- **Records shown**
————
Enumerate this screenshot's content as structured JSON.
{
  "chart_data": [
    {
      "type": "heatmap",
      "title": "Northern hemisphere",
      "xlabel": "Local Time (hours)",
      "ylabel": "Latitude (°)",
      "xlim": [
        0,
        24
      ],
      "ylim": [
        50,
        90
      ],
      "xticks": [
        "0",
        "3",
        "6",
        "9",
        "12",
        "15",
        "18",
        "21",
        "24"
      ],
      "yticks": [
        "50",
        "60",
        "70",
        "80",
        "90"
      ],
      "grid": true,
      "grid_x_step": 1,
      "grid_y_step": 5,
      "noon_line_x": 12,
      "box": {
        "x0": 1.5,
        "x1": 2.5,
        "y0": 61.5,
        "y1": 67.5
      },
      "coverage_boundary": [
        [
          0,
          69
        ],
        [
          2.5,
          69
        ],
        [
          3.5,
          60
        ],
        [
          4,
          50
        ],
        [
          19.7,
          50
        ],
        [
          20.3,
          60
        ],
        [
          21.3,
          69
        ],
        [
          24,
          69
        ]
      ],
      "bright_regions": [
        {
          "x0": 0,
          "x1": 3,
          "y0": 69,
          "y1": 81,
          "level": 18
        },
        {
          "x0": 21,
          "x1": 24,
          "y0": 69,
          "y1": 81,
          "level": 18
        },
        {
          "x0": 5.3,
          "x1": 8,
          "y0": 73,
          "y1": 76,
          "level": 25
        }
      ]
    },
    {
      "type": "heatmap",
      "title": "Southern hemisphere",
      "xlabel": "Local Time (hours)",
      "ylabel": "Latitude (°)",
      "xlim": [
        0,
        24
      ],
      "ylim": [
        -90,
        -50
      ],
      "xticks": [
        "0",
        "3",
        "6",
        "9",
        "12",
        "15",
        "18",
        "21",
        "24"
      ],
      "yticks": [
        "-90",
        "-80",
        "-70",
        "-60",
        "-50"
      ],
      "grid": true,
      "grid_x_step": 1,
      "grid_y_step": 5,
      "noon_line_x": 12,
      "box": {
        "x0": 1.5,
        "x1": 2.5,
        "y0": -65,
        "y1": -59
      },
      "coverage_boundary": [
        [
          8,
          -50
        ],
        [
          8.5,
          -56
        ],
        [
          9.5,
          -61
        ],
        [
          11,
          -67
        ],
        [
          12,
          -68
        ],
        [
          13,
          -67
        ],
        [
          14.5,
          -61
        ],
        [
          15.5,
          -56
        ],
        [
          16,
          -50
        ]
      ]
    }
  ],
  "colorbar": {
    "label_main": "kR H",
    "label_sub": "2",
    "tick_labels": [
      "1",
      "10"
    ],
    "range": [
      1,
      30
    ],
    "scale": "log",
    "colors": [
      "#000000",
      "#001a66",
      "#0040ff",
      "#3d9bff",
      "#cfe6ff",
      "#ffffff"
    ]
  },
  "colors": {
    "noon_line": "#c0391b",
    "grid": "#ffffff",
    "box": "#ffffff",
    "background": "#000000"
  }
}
————
- **Given exercise**
All of the entries must be written out exactly as they stand.

- **Output for this task**
Enumerate this screenshot's content as structured JSON.
{
  "chart_data": [
    {
      "type": "heatmap",
      "title": "Northern hemisphere",
      "xlabel": "Local Time (hours)",
      "ylabel": "Latitude (°)",
      "xlim": [
        0,
        24
      ],
      "ylim": [
        50,
        90
      ],
      "xticks": [
        "0",
        "3",
        "6",
        "9",
        "12",
        "15",
        "18",
        "21",
        "24"
      ],
      "yticks": [
        "50",
        "60",
        "70",
        "80",
        "90"
      ],
      "grid": true,
      "grid_x_step": 1,
      "grid_y_step": 5,
      "noon_line_x": 12,
      "box": {
        "x0": 1.5,
        "x1": 2.5,
        "y0": 61.5,
        "y1": 67.5
      },
      "coverage_boundary": [
        [
          0,
          69
        ],
        [
          2.5,
          69
        ],
        [
          3.5,
          60
        ],
        [
          4,
          50
        ],
        [
          19.7,
          50
        ],
        [
          20.3,
          60
        ],
        [
          21.3,
          69
        ],
        [
          24,
          69
        ]
      ],
      "bright_regions": [
        {
          "x0": 0,
          "x1": 3,
          "y0": 69,
          "y1": 81,
          "level": 18
        },
        {
          "x0": 21,
          "x1": 24,
          "y0": 69,
          "y1": 81,
          "level": 18
        },
        {
          "x0": 5.3,
          "x1": 8,
          "y0": 73,
          "y1": 76,
          "level": 25
        }
      ]
    },
    {
      "type": "heatmap",
      "title": "Southern hemisphere",
      "xlabel": "Local Time (hours)",
      "ylabel": "Latitude (°)",
      "xlim": [
        0,
        24
      ],
      "ylim": [
        -90,
        -50
      ],
      "xticks": [
        "0",
        "3",
        "6",
        "9",
        "12",
        "15",
        "18",
        "21",
        "24"
      ],
      "yticks": [
        "-90",
        "-80",
        "-70",
        "-60",
        "-50"
      ],
      "grid": true,
      "grid_x_step": 1,
      "grid_y_step": 5,
      "noon_line_x": 12,
      "box": {
        "x0": 1.5,
        "x1": 2.5,
        "y0": -65,
        "y1": -59
      },
      "coverage_boundary": [
        [
          8,
          -50
        ],
        [
          8.5,
          -56
        ],
        [
          9.5,
          -61
        ],
        [
          11,
          -67
        ],
        [
          12,
          -68
        ],
        [
          13,
          -67
        ],
        [
          14.5,
          -61
        ],
        [
          15.5,
          -56
        ],
        [
          16,
          -50
        ]
      ]
    }
  ],
  "colorbar": {
    "label_main": "kR H",
    "label_sub": "2",
    "tick_labels": [
      "1",
      "10"
    ],
    "range": [
      1,
      30
    ],
    "scale": "log",
    "colors": [
      "#000000",
      "#001a66",
      "#0040ff",
      "#3d9bff",
      "#cfe6ff",
      "#ffffff"
    ]
  },
  "colors": {
    "noon_line": "#c0391b",
    "grid": "#ffffff",
    "box": "#ffffff",
    "background": "#000000"
  }
}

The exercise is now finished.